## THE PROBLEM
Exactly as they appear, copy the lines of the listing from the one containing "Transcribe the text in this document." through the final line, both included, and nothing else.

## INFORMATION SHOWN
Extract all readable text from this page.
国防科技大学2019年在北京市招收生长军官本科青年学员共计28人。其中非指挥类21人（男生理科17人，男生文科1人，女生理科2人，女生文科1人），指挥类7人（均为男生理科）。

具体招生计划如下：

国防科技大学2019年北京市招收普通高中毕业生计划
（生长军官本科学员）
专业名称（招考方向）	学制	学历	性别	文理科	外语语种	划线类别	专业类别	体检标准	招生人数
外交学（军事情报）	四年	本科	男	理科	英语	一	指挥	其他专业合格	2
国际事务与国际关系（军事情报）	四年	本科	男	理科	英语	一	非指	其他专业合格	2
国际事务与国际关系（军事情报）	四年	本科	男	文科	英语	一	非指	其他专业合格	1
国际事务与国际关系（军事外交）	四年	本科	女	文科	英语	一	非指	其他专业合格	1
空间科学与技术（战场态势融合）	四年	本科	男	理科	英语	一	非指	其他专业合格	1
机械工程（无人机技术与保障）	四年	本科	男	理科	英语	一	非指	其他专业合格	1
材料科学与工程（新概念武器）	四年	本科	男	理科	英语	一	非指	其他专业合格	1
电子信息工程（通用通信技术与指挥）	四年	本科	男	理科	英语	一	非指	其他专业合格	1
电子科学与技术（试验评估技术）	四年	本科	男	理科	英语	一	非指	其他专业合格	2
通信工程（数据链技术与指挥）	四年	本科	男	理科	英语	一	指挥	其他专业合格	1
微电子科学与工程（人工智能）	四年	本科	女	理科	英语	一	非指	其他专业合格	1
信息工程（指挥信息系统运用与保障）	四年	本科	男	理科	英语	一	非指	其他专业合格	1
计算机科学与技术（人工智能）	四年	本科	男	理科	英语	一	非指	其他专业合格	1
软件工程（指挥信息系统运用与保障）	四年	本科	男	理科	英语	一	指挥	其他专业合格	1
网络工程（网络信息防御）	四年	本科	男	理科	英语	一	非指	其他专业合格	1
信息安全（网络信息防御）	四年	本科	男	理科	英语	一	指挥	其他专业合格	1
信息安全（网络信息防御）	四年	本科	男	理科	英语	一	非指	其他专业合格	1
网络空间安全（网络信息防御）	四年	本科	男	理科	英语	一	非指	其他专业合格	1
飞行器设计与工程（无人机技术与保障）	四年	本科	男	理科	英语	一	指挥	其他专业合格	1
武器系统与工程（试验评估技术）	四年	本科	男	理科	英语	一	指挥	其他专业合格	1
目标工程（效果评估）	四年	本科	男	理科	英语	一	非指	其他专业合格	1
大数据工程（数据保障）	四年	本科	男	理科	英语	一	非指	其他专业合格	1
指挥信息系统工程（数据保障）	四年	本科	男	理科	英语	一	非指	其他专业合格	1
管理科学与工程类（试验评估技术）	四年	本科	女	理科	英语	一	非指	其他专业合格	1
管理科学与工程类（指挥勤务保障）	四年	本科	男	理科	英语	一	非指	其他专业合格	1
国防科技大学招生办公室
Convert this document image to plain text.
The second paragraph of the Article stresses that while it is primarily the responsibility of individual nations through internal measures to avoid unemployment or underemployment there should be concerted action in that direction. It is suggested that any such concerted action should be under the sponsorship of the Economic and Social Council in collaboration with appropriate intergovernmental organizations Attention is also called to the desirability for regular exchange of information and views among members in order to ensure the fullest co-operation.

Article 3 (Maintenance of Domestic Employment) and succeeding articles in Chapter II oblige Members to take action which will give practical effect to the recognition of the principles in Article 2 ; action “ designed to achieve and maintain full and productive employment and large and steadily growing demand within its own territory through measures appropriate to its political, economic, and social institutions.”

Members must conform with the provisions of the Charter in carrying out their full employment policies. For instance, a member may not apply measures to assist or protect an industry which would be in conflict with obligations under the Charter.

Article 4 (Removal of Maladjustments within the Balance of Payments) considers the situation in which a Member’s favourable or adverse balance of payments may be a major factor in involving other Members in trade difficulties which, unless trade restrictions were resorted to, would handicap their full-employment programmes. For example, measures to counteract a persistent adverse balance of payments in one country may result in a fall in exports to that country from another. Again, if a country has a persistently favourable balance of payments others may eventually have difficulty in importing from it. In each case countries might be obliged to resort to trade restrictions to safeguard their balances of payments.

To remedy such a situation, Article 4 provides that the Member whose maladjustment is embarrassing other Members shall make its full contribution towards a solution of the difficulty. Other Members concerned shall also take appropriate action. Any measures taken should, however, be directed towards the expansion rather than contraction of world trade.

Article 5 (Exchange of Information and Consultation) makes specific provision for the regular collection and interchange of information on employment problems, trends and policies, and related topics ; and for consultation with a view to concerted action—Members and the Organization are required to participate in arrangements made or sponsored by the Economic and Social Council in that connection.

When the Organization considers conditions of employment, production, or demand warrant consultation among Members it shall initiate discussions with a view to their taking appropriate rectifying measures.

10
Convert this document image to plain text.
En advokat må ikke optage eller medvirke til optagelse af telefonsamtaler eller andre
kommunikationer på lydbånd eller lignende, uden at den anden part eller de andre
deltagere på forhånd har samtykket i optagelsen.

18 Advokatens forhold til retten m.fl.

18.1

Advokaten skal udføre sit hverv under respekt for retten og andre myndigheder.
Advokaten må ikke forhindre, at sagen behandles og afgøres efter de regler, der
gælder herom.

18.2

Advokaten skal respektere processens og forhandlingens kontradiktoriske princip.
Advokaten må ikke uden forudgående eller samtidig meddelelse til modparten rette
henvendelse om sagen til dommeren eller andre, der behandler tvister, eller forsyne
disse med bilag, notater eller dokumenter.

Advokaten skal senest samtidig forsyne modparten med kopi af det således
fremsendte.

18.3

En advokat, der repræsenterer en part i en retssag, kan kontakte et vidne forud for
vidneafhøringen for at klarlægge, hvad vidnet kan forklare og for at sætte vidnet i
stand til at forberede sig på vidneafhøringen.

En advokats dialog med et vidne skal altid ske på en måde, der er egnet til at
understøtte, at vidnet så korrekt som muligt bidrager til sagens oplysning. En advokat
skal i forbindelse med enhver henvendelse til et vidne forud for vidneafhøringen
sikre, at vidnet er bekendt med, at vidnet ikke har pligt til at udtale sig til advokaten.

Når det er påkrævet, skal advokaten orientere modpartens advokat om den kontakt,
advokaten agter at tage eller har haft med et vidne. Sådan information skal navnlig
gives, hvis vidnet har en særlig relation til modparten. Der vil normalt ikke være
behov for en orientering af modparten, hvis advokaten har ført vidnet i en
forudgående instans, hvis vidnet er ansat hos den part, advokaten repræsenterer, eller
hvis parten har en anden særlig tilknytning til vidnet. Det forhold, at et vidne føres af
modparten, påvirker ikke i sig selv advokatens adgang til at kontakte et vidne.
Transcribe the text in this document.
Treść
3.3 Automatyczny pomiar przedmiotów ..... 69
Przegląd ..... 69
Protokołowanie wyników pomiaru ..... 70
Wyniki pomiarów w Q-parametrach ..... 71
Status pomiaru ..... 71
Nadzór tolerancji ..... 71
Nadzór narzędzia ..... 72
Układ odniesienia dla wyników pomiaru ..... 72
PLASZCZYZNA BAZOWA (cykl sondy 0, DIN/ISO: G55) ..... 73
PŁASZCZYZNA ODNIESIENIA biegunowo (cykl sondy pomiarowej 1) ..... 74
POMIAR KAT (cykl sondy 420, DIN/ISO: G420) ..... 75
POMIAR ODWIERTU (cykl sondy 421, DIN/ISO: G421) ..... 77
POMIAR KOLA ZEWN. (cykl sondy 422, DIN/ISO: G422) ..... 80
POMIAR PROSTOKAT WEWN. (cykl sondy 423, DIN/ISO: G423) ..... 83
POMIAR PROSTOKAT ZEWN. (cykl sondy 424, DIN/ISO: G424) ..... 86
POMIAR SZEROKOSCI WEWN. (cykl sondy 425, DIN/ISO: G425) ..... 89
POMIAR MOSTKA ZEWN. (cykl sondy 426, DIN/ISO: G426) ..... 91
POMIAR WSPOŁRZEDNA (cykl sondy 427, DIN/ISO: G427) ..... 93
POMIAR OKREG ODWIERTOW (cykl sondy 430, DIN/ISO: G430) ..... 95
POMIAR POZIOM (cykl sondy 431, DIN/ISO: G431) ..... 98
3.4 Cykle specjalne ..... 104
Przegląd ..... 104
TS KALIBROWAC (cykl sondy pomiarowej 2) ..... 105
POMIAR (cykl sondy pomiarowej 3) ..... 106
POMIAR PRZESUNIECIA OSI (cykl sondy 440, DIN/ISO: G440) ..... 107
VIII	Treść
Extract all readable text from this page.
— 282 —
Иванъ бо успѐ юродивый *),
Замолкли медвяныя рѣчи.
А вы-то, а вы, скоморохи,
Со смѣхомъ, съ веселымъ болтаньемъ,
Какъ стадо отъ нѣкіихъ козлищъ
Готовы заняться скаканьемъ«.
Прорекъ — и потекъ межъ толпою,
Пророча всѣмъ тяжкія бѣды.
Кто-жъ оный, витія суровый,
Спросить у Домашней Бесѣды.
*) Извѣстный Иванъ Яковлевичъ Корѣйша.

## THE COMPLETED TASK
Transcribe the text in this document.
Treść
3.3 Automatyczny pomiar przedmiotów ..... 69
Przegląd ..... 69
Protokołowanie wyników pomiaru ..... 70
Wyniki pomiarów w Q-parametrach ..... 71
Status pomiaru ..... 71
Nadzór tolerancji ..... 71
Nadzór narzędzia ..... 72
Układ odniesienia dla wyników pomiaru ..... 72
PLASZCZYZNA BAZOWA (cykl sondy 0, DIN/ISO: G55) ..... 73
PŁASZCZYZNA ODNIESIENIA biegunowo (cykl sondy pomiarowej 1) ..... 74
POMIAR KAT (cykl sondy 420, DIN/ISO: G420) ..... 75
POMIAR ODWIERTU (cykl sondy 421, DIN/ISO: G421) ..... 77
POMIAR KOLA ZEWN. (cykl sondy 422, DIN/ISO: G422) ..... 80
POMIAR PROSTOKAT WEWN. (cykl sondy 423, DIN/ISO: G423) ..... 83
POMIAR PROSTOKAT ZEWN. (cykl sondy 424, DIN/ISO: G424) ..... 86
POMIAR SZEROKOSCI WEWN. (cykl sondy 425, DIN/ISO: G425) ..... 89
POMIAR MOSTKA ZEWN. (cykl sondy 426, DIN/ISO: G426) ..... 91
POMIAR WSPOŁRZEDNA (cykl sondy 427, DIN/ISO: G427) ..... 93
POMIAR OKREG ODWIERTOW (cykl sondy 430, DIN/ISO: G430) ..... 95
POMIAR POZIOM (cykl sondy 431, DIN/ISO: G431) ..... 98
3.4 Cykle specjalne ..... 104
Przegląd ..... 104
TS KALIBROWAC (cykl sondy pomiarowej 2) ..... 105
POMIAR (cykl sondy pomiarowej 3) ..... 106
POMIAR PRZESUNIECIA OSI (cykl sondy 440, DIN/ISO: G440) ..... 107
VIII	Treść
Extract all readable text from this page.
— 282 —
Иванъ бо успѐ юродивый *),
Замолкли медвяныя рѣчи.
А вы-то, а вы, скоморохи,
Со смѣхомъ, съ веселымъ болтаньемъ,
Какъ стадо отъ нѣкіихъ козлищъ
Готовы заняться скаканьемъ«.
Прорекъ — и потекъ межъ толпою,
Пророча всѣмъ тяжкія бѣды.
Кто-жъ оный, витія суровый,
Спросить у Домашней Бесѣды.
*) Извѣстный Иванъ Яковлевичъ Корѣйша.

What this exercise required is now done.